> [Stated exercise] The data below should be restated word for word, with every picture omitted.

====== Record set ======

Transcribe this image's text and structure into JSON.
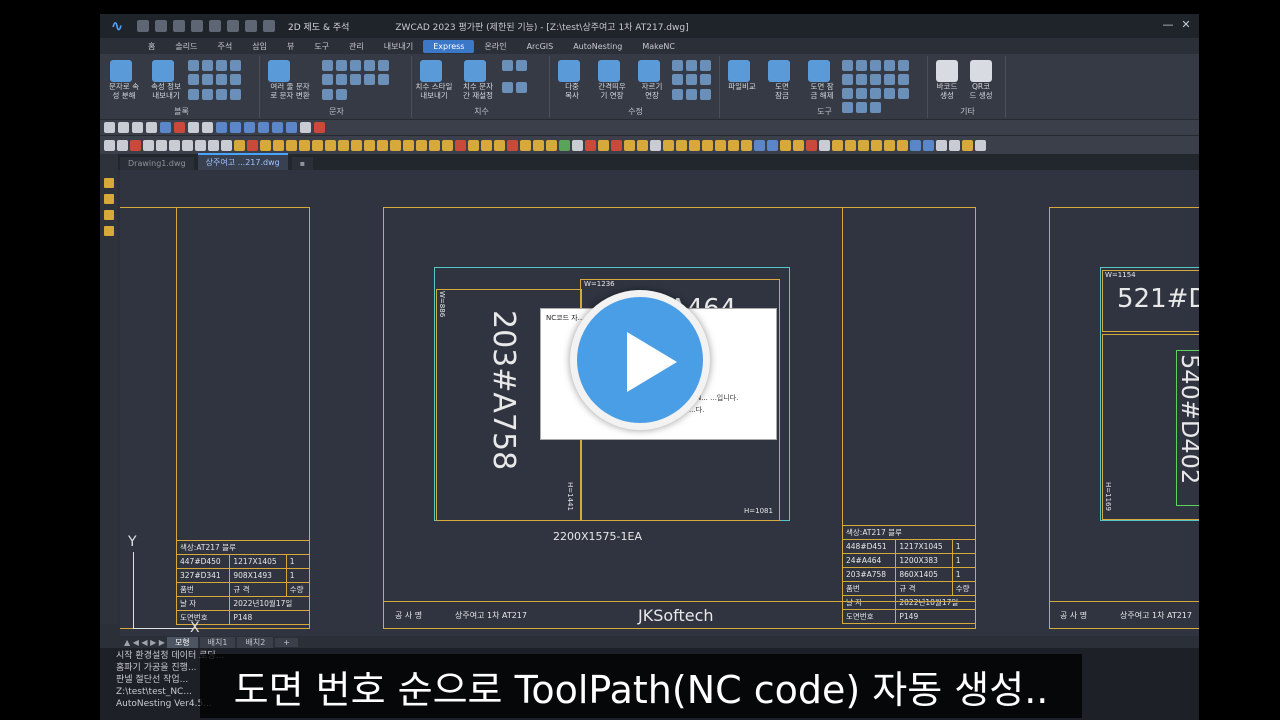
{
  "titlebar": {
    "workspace": "2D 제도 & 주석",
    "title": "ZWCAD 2023 평가판 (제한된 기능) - [Z:\\test\\상주여고 1차 AT217.dwg]"
  },
  "menu": {
    "tabs": [
      "홈",
      "솔리드",
      "주석",
      "삽입",
      "뷰",
      "도구",
      "관리",
      "내보내기",
      "Express",
      "온라인",
      "ArcGIS",
      "AutoNesting",
      "MakeNC"
    ],
    "active": "Express"
  },
  "ribbon": {
    "groups": [
      {
        "label": "블록",
        "buttons": [
          "문자로 속\n성 분해",
          "속성 정보\n내보내기"
        ]
      },
      {
        "label": "문자",
        "buttons": [
          "여러 줄 문자\n로 문자 변환"
        ]
      },
      {
        "label": "치수",
        "buttons": [
          "치수 스타일\n내보내기",
          "치수 문자\n간 재설정"
        ]
      },
      {
        "label": "수정",
        "buttons": [
          "다중\n복사",
          "간격띄우\n기 연장",
          "자르기\n연장"
        ]
      },
      {
        "label": "도구",
        "buttons": [
          "파일비교",
          "도면\n잠금",
          "도면 잠\n금 해제"
        ]
      },
      {
        "label": "기타",
        "buttons": [
          "바코드\n생성",
          "QR코\n드 생성"
        ]
      }
    ]
  },
  "doc_tabs": [
    "Drawing1.dwg",
    "상주여고 ...217.dwg"
  ],
  "canvas": {
    "left_sheet": {
      "table_header": "색상:AT217 블루",
      "rows": [
        [
          "447#D450",
          "1217X1405",
          "1"
        ],
        [
          "327#D341",
          "908X1493",
          "1"
        ]
      ],
      "cols": [
        "품번",
        "규  격",
        "수량"
      ],
      "date_label": "날   자",
      "date": "2022년10월17일",
      "no_label": "도면번호",
      "no": "P148"
    },
    "center_sheet": {
      "part1_label": "203#A758",
      "part1_w": "W=886",
      "part1_h": "H=1441",
      "part2_label": "24#A464",
      "part2_w": "W=1236",
      "part2_h": "H=1081",
      "sheet_size": "2200X1575-1EA",
      "company_label": "공 사 명",
      "company": "상주여고 1차 AT217",
      "brand": "JKSoftech",
      "table_header": "색상:AT217 블루",
      "rows": [
        [
          "448#D451",
          "1217X1045",
          "1"
        ],
        [
          "24#A464",
          "1200X383",
          "1"
        ],
        [
          "203#A758",
          "860X1405",
          "1"
        ]
      ],
      "cols": [
        "품번",
        "규  격",
        "수량"
      ],
      "date_label": "날   자",
      "date": "2022년10월17일",
      "no_label": "도면번호",
      "no": "P149"
    },
    "right_sheet": {
      "part1_label": "521#D",
      "part1_w": "W=1154",
      "part2_label": "540#D402",
      "part2_h": "H=1169",
      "company_label": "공 사 명",
      "company": "상주여고 1차 AT217"
    }
  },
  "model_tabs": [
    "모형",
    "배치1",
    "배치2",
    "+"
  ],
  "command_lines": [
    "시작 환경설정 데이터 로딩...",
    "홈파기 가공을 진행...",
    "판넬 절단선 작업...",
    "Z:\\test\\test_NC...",
    "AutoNesting Ver4.5..."
  ],
  "dialog": {
    "title": "NC코드 자...",
    "message1": "N...  ...입니다.",
    "message2": "...다."
  },
  "caption": "도면 번호 순으로 ToolPath(NC code) 자동 생성.."
}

======

> [Task response]
Transcribe this image's text and structure into JSON.
{
  "titlebar": {
    "workspace": "2D 제도 & 주석",
    "title": "ZWCAD 2023 평가판 (제한된 기능) - [Z:\\test\\상주여고 1차 AT217.dwg]"
  },
  "menu": {
    "tabs": [
      "홈",
      "솔리드",
      "주석",
      "삽입",
      "뷰",
      "도구",
      "관리",
      "내보내기",
      "Express",
      "온라인",
      "ArcGIS",
      "AutoNesting",
      "MakeNC"
    ],
    "active": "Express"
  },
  "ribbon": {
    "groups": [
      {
        "label": "블록",
        "buttons": [
          "문자로 속\n성 분해",
          "속성 정보\n내보내기"
        ]
      },
      {
        "label": "문자",
        "buttons": [
          "여러 줄 문자\n로 문자 변환"
        ]
      },
      {
        "label": "치수",
        "buttons": [
          "치수 스타일\n내보내기",
          "치수 문자\n간 재설정"
        ]
      },
      {
        "label": "수정",
        "buttons": [
          "다중\n복사",
          "간격띄우\n기 연장",
          "자르기\n연장"
        ]
      },
      {
        "label": "도구",
        "buttons": [
          "파일비교",
          "도면\n잠금",
          "도면 잠\n금 해제"
        ]
      },
      {
        "label": "기타",
        "buttons": [
          "바코드\n생성",
          "QR코\n드 생성"
        ]
      }
    ]
  },
  "doc_tabs": [
    "Drawing1.dwg",
    "상주여고 ...217.dwg"
  ],
  "canvas": {
    "left_sheet": {
      "table_header": "색상:AT217 블루",
      "rows": [
        [
          "447#D450",
          "1217X1405",
          "1"
        ],
        [
          "327#D341",
          "908X1493",
          "1"
        ]
      ],
      "cols": [
        "품번",
        "규  격",
        "수량"
      ],
      "date_label": "날   자",
      "date": "2022년10월17일",
      "no_label": "도면번호",
      "no": "P148"
    },
    "center_sheet": {
      "part1_label": "203#A758",
      "part1_w": "W=886",
      "part1_h": "H=1441",
      "part2_label": "24#A464",
      "part2_w": "W=1236",
      "part2_h": "H=1081",
      "sheet_size": "2200X1575-1EA",
      "company_label": "공 사 명",
      "company": "상주여고 1차 AT217",
      "brand": "JKSoftech",
      "table_header": "색상:AT217 블루",
      "rows": [
        [
          "448#D451",
          "1217X1045",
          "1"
        ],
        [
          "24#A464",
          "1200X383",
          "1"
        ],
        [
          "203#A758",
          "860X1405",
          "1"
        ]
      ],
      "cols": [
        "품번",
        "규  격",
        "수량"
      ],
      "date_label": "날   자",
      "date": "2022년10월17일",
      "no_label": "도면번호",
      "no": "P149"
    },
    "right_sheet": {
      "part1_label": "521#D",
      "part1_w": "W=1154",
      "part2_label": "540#D402",
      "part2_h": "H=1169",
      "company_label": "공 사 명",
      "company": "상주여고 1차 AT217"
    }
  },
  "model_tabs": [
    "모형",
    "배치1",
    "배치2",
    "+"
  ],
  "command_lines": [
    "시작 환경설정 데이터 로딩...",
    "홈파기 가공을 진행...",
    "판넬 절단선 작업...",
    "Z:\\test\\test_NC...",
    "AutoNesting Ver4.5..."
  ],
  "dialog": {
    "title": "NC코드 자...",
    "message1": "N...  ...입니다.",
    "message2": "...다."
  },
  "caption": "도면 번호 순으로 ToolPath(NC code) 자동 생성.."
}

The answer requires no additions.